◆ **DIRECTIVE**: Pictures aside, repeat every entry exactly.

◆ **Collected data entries**:
------

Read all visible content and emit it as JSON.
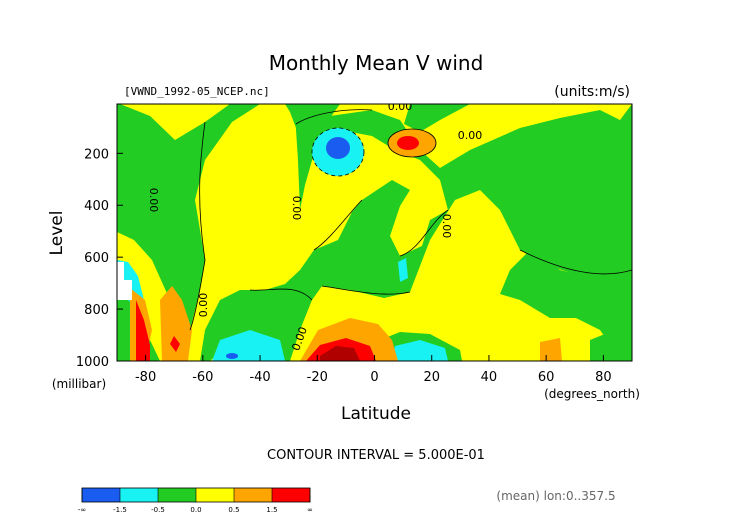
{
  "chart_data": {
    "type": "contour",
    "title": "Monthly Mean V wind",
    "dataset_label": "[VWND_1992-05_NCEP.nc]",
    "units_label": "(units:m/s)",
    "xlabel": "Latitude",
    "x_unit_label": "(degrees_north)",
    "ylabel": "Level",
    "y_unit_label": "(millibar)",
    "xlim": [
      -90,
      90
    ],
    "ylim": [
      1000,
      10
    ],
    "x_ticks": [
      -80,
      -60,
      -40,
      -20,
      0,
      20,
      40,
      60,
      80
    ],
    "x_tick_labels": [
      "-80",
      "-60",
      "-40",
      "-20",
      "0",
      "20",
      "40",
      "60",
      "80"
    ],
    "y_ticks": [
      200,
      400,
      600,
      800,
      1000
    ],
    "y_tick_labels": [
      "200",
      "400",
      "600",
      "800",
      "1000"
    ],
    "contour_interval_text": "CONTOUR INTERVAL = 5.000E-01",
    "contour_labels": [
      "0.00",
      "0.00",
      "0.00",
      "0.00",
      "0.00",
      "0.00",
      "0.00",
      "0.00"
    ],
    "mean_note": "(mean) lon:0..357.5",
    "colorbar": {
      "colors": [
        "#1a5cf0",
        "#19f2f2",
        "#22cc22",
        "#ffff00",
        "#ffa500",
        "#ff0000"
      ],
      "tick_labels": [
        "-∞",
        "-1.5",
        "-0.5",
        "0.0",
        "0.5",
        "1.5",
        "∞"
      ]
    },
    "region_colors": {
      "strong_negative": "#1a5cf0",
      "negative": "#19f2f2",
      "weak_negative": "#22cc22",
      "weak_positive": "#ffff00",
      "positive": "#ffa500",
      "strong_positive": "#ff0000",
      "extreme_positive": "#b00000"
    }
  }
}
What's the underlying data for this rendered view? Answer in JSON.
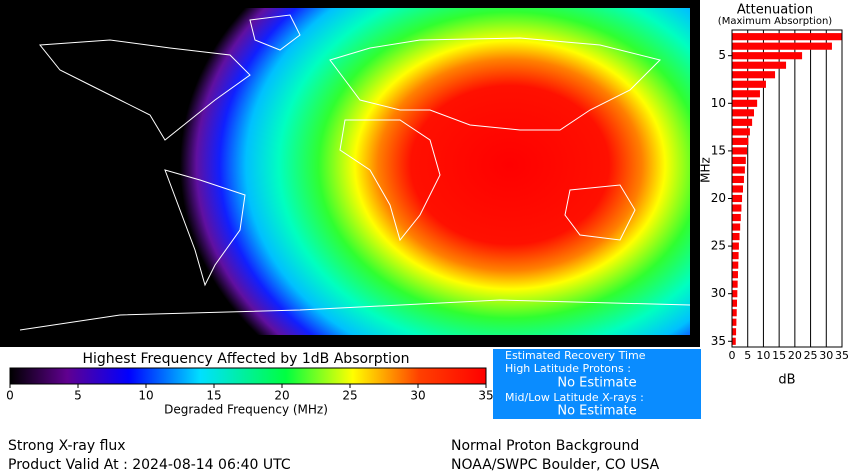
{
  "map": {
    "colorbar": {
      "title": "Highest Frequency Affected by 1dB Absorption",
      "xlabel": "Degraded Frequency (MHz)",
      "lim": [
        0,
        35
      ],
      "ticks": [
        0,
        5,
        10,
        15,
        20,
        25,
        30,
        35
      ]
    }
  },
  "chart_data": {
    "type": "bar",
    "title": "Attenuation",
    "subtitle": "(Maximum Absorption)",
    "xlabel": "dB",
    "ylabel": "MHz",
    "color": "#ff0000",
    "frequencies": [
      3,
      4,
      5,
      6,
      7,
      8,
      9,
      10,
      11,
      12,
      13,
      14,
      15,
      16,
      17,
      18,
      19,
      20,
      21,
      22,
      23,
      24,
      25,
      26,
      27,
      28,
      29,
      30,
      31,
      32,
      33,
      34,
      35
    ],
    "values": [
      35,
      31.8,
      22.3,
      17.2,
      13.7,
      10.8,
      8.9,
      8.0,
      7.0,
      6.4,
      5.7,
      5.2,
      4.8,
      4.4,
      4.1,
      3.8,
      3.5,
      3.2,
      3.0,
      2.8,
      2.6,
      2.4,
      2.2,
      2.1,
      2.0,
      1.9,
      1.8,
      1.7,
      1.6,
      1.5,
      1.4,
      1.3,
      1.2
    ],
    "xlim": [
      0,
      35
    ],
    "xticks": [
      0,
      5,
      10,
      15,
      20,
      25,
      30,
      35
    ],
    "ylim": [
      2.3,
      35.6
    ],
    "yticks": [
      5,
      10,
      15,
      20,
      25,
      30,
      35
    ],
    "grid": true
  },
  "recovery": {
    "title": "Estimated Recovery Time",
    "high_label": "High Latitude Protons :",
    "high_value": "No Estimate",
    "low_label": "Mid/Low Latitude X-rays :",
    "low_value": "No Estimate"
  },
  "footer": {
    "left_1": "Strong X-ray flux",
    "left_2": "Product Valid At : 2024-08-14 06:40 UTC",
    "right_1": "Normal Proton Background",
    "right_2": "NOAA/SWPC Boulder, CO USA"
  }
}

------

◆ **TASK ANSWER**:
Read all visible content and emit it as JSON.
{
  "chart_data": {
    "type": "contour",
    "title": "Monthly Mean V wind",
    "dataset_label": "[VWND_1992-05_NCEP.nc]",
    "units_label": "(units:m/s)",
    "xlabel": "Latitude",
    "x_unit_label": "(degrees_north)",
    "ylabel": "Level",
    "y_unit_label": "(millibar)",
    "xlim": [
      -90,
      90
    ],
    "ylim": [
      1000,
      10
    ],
    "x_ticks": [
      -80,
      -60,
      -40,
      -20,
      0,
      20,
      40,
      60,
      80
    ],
    "x_tick_labels": [
      "-80",
      "-60",
      "-40",
      "-20",
      "0",
      "20",
      "40",
      "60",
      "80"
    ],
    "y_ticks": [
      200,
      400,
      600,
      800,
      1000
    ],
    "y_tick_labels": [
      "200",
      "400",
      "600",
      "800",
      "1000"
    ],
    "contour_interval_text": "CONTOUR INTERVAL = 5.000E-01",
    "contour_labels": [
      "0.00",
      "0.00",
      "0.00",
      "0.00",
      "0.00",
      "0.00",
      "0.00",
      "0.00"
    ],
    "mean_note": "(mean) lon:0..357.5",
    "colorbar": {
      "colors": [
        "#1a5cf0",
        "#19f2f2",
        "#22cc22",
        "#ffff00",
        "#ffa500",
        "#ff0000"
      ],
      "tick_labels": [
        "-∞",
        "-1.5",
        "-0.5",
        "0.0",
        "0.5",
        "1.5",
        "∞"
      ]
    },
    "region_colors": {
      "strong_negative": "#1a5cf0",
      "negative": "#19f2f2",
      "weak_negative": "#22cc22",
      "weak_positive": "#ffff00",
      "positive": "#ffa500",
      "strong_positive": "#ff0000",
      "extreme_positive": "#b00000"
    }
  }
}
What's the underlying data for this rendered view? Answer in JSON.
{
  "map": {
    "colorbar": {
      "title": "Highest Frequency Affected by 1dB Absorption",
      "xlabel": "Degraded Frequency (MHz)",
      "lim": [
        0,
        35
      ],
      "ticks": [
        0,
        5,
        10,
        15,
        20,
        25,
        30,
        35
      ]
    }
  },
  "chart_data": {
    "type": "bar",
    "title": "Attenuation",
    "subtitle": "(Maximum Absorption)",
    "xlabel": "dB",
    "ylabel": "MHz",
    "color": "#ff0000",
    "frequencies": [
      3,
      4,
      5,
      6,
      7,
      8,
      9,
      10,
      11,
      12,
      13,
      14,
      15,
      16,
      17,
      18,
      19,
      20,
      21,
      22,
      23,
      24,
      25,
      26,
      27,
      28,
      29,
      30,
      31,
      32,
      33,
      34,
      35
    ],
    "values": [
      35,
      31.8,
      22.3,
      17.2,
      13.7,
      10.8,
      8.9,
      8.0,
      7.0,
      6.4,
      5.7,
      5.2,
      4.8,
      4.4,
      4.1,
      3.8,
      3.5,
      3.2,
      3.0,
      2.8,
      2.6,
      2.4,
      2.2,
      2.1,
      2.0,
      1.9,
      1.8,
      1.7,
      1.6,
      1.5,
      1.4,
      1.3,
      1.2
    ],
    "xlim": [
      0,
      35
    ],
    "xticks": [
      0,
      5,
      10,
      15,
      20,
      25,
      30,
      35
    ],
    "ylim": [
      2.3,
      35.6
    ],
    "yticks": [
      5,
      10,
      15,
      20,
      25,
      30,
      35
    ],
    "grid": true
  },
  "recovery": {
    "title": "Estimated Recovery Time",
    "high_label": "High Latitude Protons :",
    "high_value": "No Estimate",
    "low_label": "Mid/Low Latitude X-rays :",
    "low_value": "No Estimate"
  },
  "footer": {
    "left_1": "Strong X-ray flux",
    "left_2": "Product Valid At : 2024-08-14 06:40 UTC",
    "right_1": "Normal Proton Background",
    "right_2": "NOAA/SWPC Boulder, CO USA"
  }
}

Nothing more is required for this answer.